» **STATED GOAL**
Without including any pictures, write out the listing below exactly.
··· STORED ROWS ···
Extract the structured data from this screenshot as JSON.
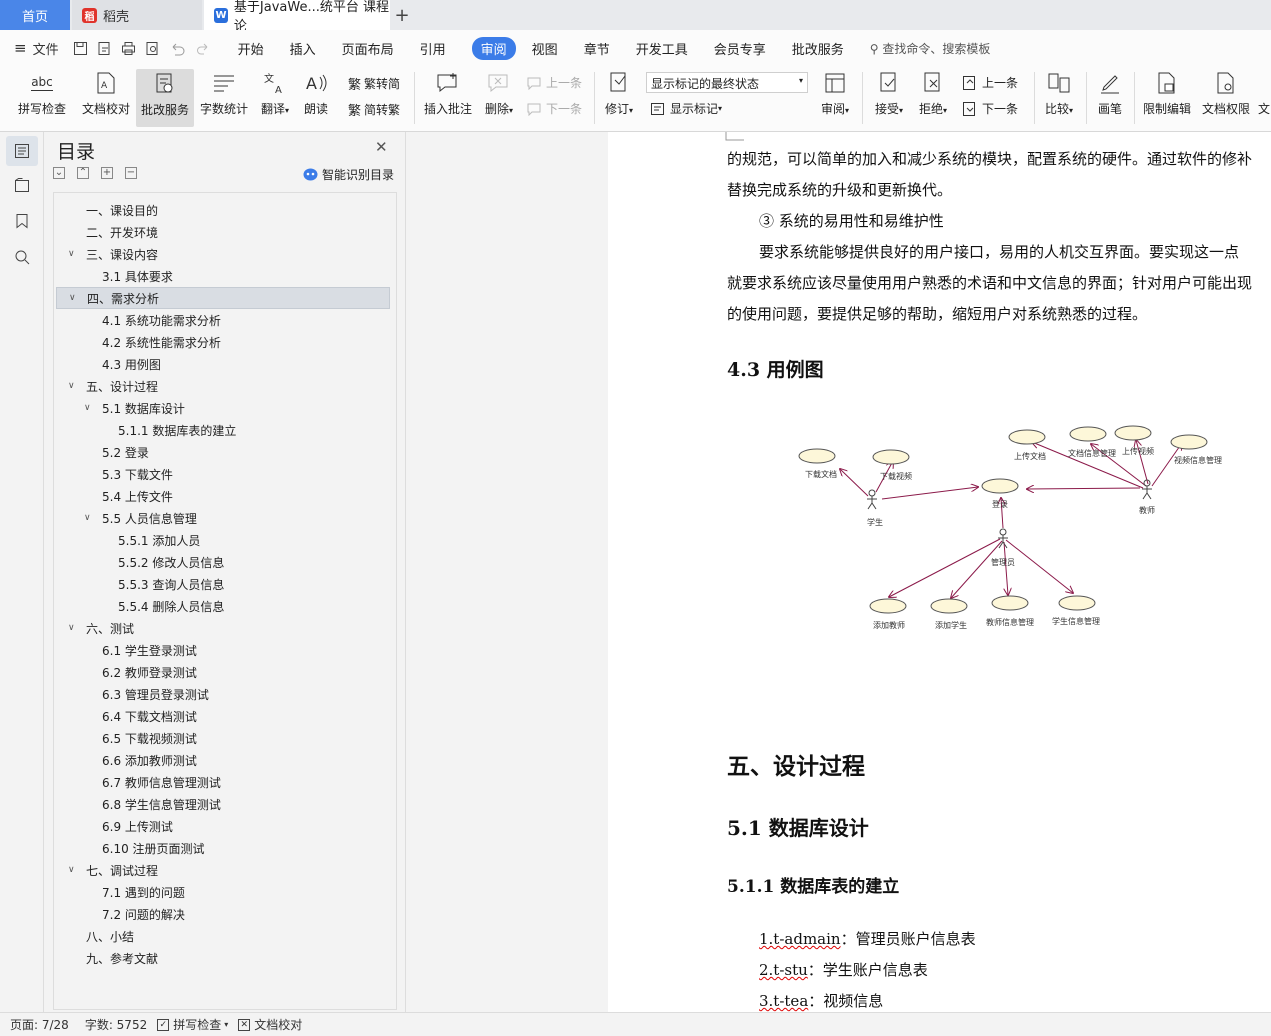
{
  "tabs": {
    "home": "首页",
    "daoke": "稻壳",
    "doc": "基于JavaWe...统平台 课程论"
  },
  "menu": {
    "file": "文件",
    "items": [
      "开始",
      "插入",
      "页面布局",
      "引用",
      "审阅",
      "视图",
      "章节",
      "开发工具",
      "会员专享",
      "批改服务"
    ],
    "active_index": 4,
    "search": "查找命令、搜索模板"
  },
  "ribbon": {
    "spell": "拼写检查",
    "spell_icon_text": "abc",
    "doccheck": "文档校对",
    "grading": "批改服务",
    "wordcount": "字数统计",
    "translate": "翻译",
    "read": "朗读",
    "trad": "繁转简",
    "simp": "简转繁",
    "insert_comment": "插入批注",
    "delete": "删除",
    "prev": "上一条",
    "next": "下一条",
    "revise": "修订",
    "markup_state": "显示标记的最终状态",
    "show_markup": "显示标记",
    "review": "审阅",
    "accept": "接受",
    "reject": "拒绝",
    "prev2": "上一条",
    "next2": "下一条",
    "compare": "比较",
    "pen": "画笔",
    "restrict": "限制编辑",
    "perm": "文档权限",
    "more": "文"
  },
  "toc": {
    "title": "目录",
    "smart": "智能识别目录",
    "items": [
      {
        "text": "一、课设目的",
        "level": 1,
        "arrow": ""
      },
      {
        "text": "二、开发环境",
        "level": 1,
        "arrow": ""
      },
      {
        "text": "三、课设内容",
        "level": 1,
        "arrow": "v"
      },
      {
        "text": "3.1 具体要求",
        "level": 2,
        "arrow": ""
      },
      {
        "text": "四、需求分析",
        "level": 1,
        "arrow": "v",
        "selected": true
      },
      {
        "text": "4.1 系统功能需求分析",
        "level": 2,
        "arrow": ""
      },
      {
        "text": "4.2 系统性能需求分析",
        "level": 2,
        "arrow": ""
      },
      {
        "text": "4.3 用例图",
        "level": 2,
        "arrow": ""
      },
      {
        "text": "五、设计过程",
        "level": 1,
        "arrow": "v"
      },
      {
        "text": "5.1 数据库设计",
        "level": 2,
        "arrow": "v"
      },
      {
        "text": "5.1.1 数据库表的建立",
        "level": 3,
        "arrow": ""
      },
      {
        "text": "5.2 登录",
        "level": 2,
        "arrow": ""
      },
      {
        "text": "5.3 下载文件",
        "level": 2,
        "arrow": ""
      },
      {
        "text": "5.4 上传文件",
        "level": 2,
        "arrow": ""
      },
      {
        "text": "5.5 人员信息管理",
        "level": 2,
        "arrow": "v"
      },
      {
        "text": "5.5.1 添加人员",
        "level": 3,
        "arrow": ""
      },
      {
        "text": "5.5.2 修改人员信息",
        "level": 3,
        "arrow": ""
      },
      {
        "text": "5.5.3 查询人员信息",
        "level": 3,
        "arrow": ""
      },
      {
        "text": "5.5.4 删除人员信息",
        "level": 3,
        "arrow": ""
      },
      {
        "text": "六、测试",
        "level": 1,
        "arrow": "v"
      },
      {
        "text": "6.1 学生登录测试",
        "level": 2,
        "arrow": ""
      },
      {
        "text": "6.2 教师登录测试",
        "level": 2,
        "arrow": ""
      },
      {
        "text": "6.3 管理员登录测试",
        "level": 2,
        "arrow": ""
      },
      {
        "text": "6.4 下载文档测试",
        "level": 2,
        "arrow": ""
      },
      {
        "text": "6.5 下载视频测试",
        "level": 2,
        "arrow": ""
      },
      {
        "text": "6.6 添加教师测试",
        "level": 2,
        "arrow": ""
      },
      {
        "text": "6.7 教师信息管理测试",
        "level": 2,
        "arrow": ""
      },
      {
        "text": "6.8 学生信息管理测试",
        "level": 2,
        "arrow": ""
      },
      {
        "text": "6.9 上传测试",
        "level": 2,
        "arrow": ""
      },
      {
        "text": "6.10 注册页面测试",
        "level": 2,
        "arrow": ""
      },
      {
        "text": "七、调试过程",
        "level": 1,
        "arrow": "v"
      },
      {
        "text": "7.1 遇到的问题",
        "level": 2,
        "arrow": ""
      },
      {
        "text": "7.2 问题的解决",
        "level": 2,
        "arrow": ""
      },
      {
        "text": "八、小结",
        "level": 1,
        "arrow": ""
      },
      {
        "text": "九、参考文献",
        "level": 1,
        "arrow": ""
      }
    ]
  },
  "doc": {
    "p1": "的规范，可以简单的加入和减少系统的模块，配置系统的硬件。通过软件的修补",
    "p2": "替换完成系统的升级和更新换代。",
    "p3": "③  系统的易用性和易维护性",
    "p4": "要求系统能够提供良好的用户接口，易用的人机交互界面。要实现这一点",
    "p5": "就要求系统应该尽量使用用户熟悉的术语和中文信息的界面；针对用户可能出现",
    "p6": "的使用问题，要提供足够的帮助，缩短用户对系统熟悉的过程。",
    "h43": "4.3 用例图",
    "h5": "五、设计过程",
    "h51": "5.1 数据库设计",
    "h511": "5.1.1 数据库表的建立",
    "t1a": "1.t-admain",
    "t1b": "：管理员账户信息表",
    "t2a": "2.t-stu",
    "t2b": "：学生账户信息表",
    "t3a": "3.t-tea",
    "t3b": "：视频信息"
  },
  "uml": {
    "student": "学生",
    "teacher": "教师",
    "admin": "管理员",
    "login": "登录",
    "dl_doc": "下载文档",
    "dl_video": "下载视频",
    "up_doc": "上传文档",
    "docinfo": "文档信息管理",
    "up_video": "上传视频",
    "videoinfo": "视频信息管理",
    "add_teacher": "添加教师",
    "add_student": "添加学生",
    "teacherinfo": "教师信息管理",
    "studentinfo": "学生信息管理"
  },
  "status": {
    "page": "页面: 7/28",
    "words": "字数: 5752",
    "spell": "拼写检查",
    "proof": "文档校对"
  },
  "colors": {
    "accent": "#3b7ce8",
    "uml_arrow": "#8b1a4a",
    "usecase_fill": "#fdf7d9"
  }
}
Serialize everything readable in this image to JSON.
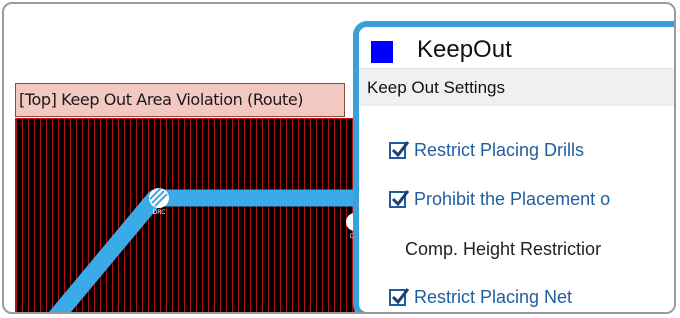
···
» **RESPONSE TO THE TASK**
Extract the structured data from this screenshot as JSON.
{
  "tabs": {
    "home": "首页",
    "daoke": "稻壳",
    "doc": "基于JavaWe...统平台 课程论"
  },
  "menu": {
    "file": "文件",
    "items": [
      "开始",
      "插入",
      "页面布局",
      "引用",
      "审阅",
      "视图",
      "章节",
      "开发工具",
      "会员专享",
      "批改服务"
    ],
    "active_index": 4,
    "search": "查找命令、搜索模板"
  },
  "ribbon": {
    "spell": "拼写检查",
    "spell_icon_text": "abc",
    "doccheck": "文档校对",
    "grading": "批改服务",
    "wordcount": "字数统计",
    "translate": "翻译",
    "read": "朗读",
    "trad": "繁转简",
    "simp": "简转繁",
    "insert_comment": "插入批注",
    "delete": "删除",
    "prev": "上一条",
    "next": "下一条",
    "revise": "修订",
    "markup_state": "显示标记的最终状态",
    "show_markup": "显示标记",
    "review": "审阅",
    "accept": "接受",
    "reject": "拒绝",
    "prev2": "上一条",
    "next2": "下一条",
    "compare": "比较",
    "pen": "画笔",
    "restrict": "限制编辑",
    "perm": "文档权限",
    "more": "文"
  },
  "toc": {
    "title": "目录",
    "smart": "智能识别目录",
    "items": [
      {
        "text": "一、课设目的",
        "level": 1,
        "arrow": ""
      },
      {
        "text": "二、开发环境",
        "level": 1,
        "arrow": ""
      },
      {
        "text": "三、课设内容",
        "level": 1,
        "arrow": "v"
      },
      {
        "text": "3.1 具体要求",
        "level": 2,
        "arrow": ""
      },
      {
        "text": "四、需求分析",
        "level": 1,
        "arrow": "v",
        "selected": true
      },
      {
        "text": "4.1 系统功能需求分析",
        "level": 2,
        "arrow": ""
      },
      {
        "text": "4.2 系统性能需求分析",
        "level": 2,
        "arrow": ""
      },
      {
        "text": "4.3 用例图",
        "level": 2,
        "arrow": ""
      },
      {
        "text": "五、设计过程",
        "level": 1,
        "arrow": "v"
      },
      {
        "text": "5.1 数据库设计",
        "level": 2,
        "arrow": "v"
      },
      {
        "text": "5.1.1 数据库表的建立",
        "level": 3,
        "arrow": ""
      },
      {
        "text": "5.2 登录",
        "level": 2,
        "arrow": ""
      },
      {
        "text": "5.3 下载文件",
        "level": 2,
        "arrow": ""
      },
      {
        "text": "5.4 上传文件",
        "level": 2,
        "arrow": ""
      },
      {
        "text": "5.5 人员信息管理",
        "level": 2,
        "arrow": "v"
      },
      {
        "text": "5.5.1 添加人员",
        "level": 3,
        "arrow": ""
      },
      {
        "text": "5.5.2 修改人员信息",
        "level": 3,
        "arrow": ""
      },
      {
        "text": "5.5.3 查询人员信息",
        "level": 3,
        "arrow": ""
      },
      {
        "text": "5.5.4 删除人员信息",
        "level": 3,
        "arrow": ""
      },
      {
        "text": "六、测试",
        "level": 1,
        "arrow": "v"
      },
      {
        "text": "6.1 学生登录测试",
        "level": 2,
        "arrow": ""
      },
      {
        "text": "6.2 教师登录测试",
        "level": 2,
        "arrow": ""
      },
      {
        "text": "6.3 管理员登录测试",
        "level": 2,
        "arrow": ""
      },
      {
        "text": "6.4 下载文档测试",
        "level": 2,
        "arrow": ""
      },
      {
        "text": "6.5 下载视频测试",
        "level": 2,
        "arrow": ""
      },
      {
        "text": "6.6 添加教师测试",
        "level": 2,
        "arrow": ""
      },
      {
        "text": "6.7 教师信息管理测试",
        "level": 2,
        "arrow": ""
      },
      {
        "text": "6.8 学生信息管理测试",
        "level": 2,
        "arrow": ""
      },
      {
        "text": "6.9 上传测试",
        "level": 2,
        "arrow": ""
      },
      {
        "text": "6.10 注册页面测试",
        "level": 2,
        "arrow": ""
      },
      {
        "text": "七、调试过程",
        "level": 1,
        "arrow": "v"
      },
      {
        "text": "7.1 遇到的问题",
        "level": 2,
        "arrow": ""
      },
      {
        "text": "7.2 问题的解决",
        "level": 2,
        "arrow": ""
      },
      {
        "text": "八、小结",
        "level": 1,
        "arrow": ""
      },
      {
        "text": "九、参考文献",
        "level": 1,
        "arrow": ""
      }
    ]
  },
  "doc": {
    "p1": "的规范，可以简单的加入和减少系统的模块，配置系统的硬件。通过软件的修补",
    "p2": "替换完成系统的升级和更新换代。",
    "p3": "③  系统的易用性和易维护性",
    "p4": "要求系统能够提供良好的用户接口，易用的人机交互界面。要实现这一点",
    "p5": "就要求系统应该尽量使用用户熟悉的术语和中文信息的界面；针对用户可能出现",
    "p6": "的使用问题，要提供足够的帮助，缩短用户对系统熟悉的过程。",
    "h43": "4.3 用例图",
    "h5": "五、设计过程",
    "h51": "5.1 数据库设计",
    "h511": "5.1.1 数据库表的建立",
    "t1a": "1.t-admain",
    "t1b": "：管理员账户信息表",
    "t2a": "2.t-stu",
    "t2b": "：学生账户信息表",
    "t3a": "3.t-tea",
    "t3b": "：视频信息"
  },
  "uml": {
    "student": "学生",
    "teacher": "教师",
    "admin": "管理员",
    "login": "登录",
    "dl_doc": "下载文档",
    "dl_video": "下载视频",
    "up_doc": "上传文档",
    "docinfo": "文档信息管理",
    "up_video": "上传视频",
    "videoinfo": "视频信息管理",
    "add_teacher": "添加教师",
    "add_student": "添加学生",
    "teacherinfo": "教师信息管理",
    "studentinfo": "学生信息管理"
  },
  "status": {
    "page": "页面: 7/28",
    "words": "字数: 5752",
    "spell": "拼写检查",
    "proof": "文档校对"
  },
  "colors": {
    "accent": "#3b7ce8",
    "uml_arrow": "#8b1a4a",
    "usecase_fill": "#fdf7d9"
  }
}
Serialize everything readable in this image to JSON.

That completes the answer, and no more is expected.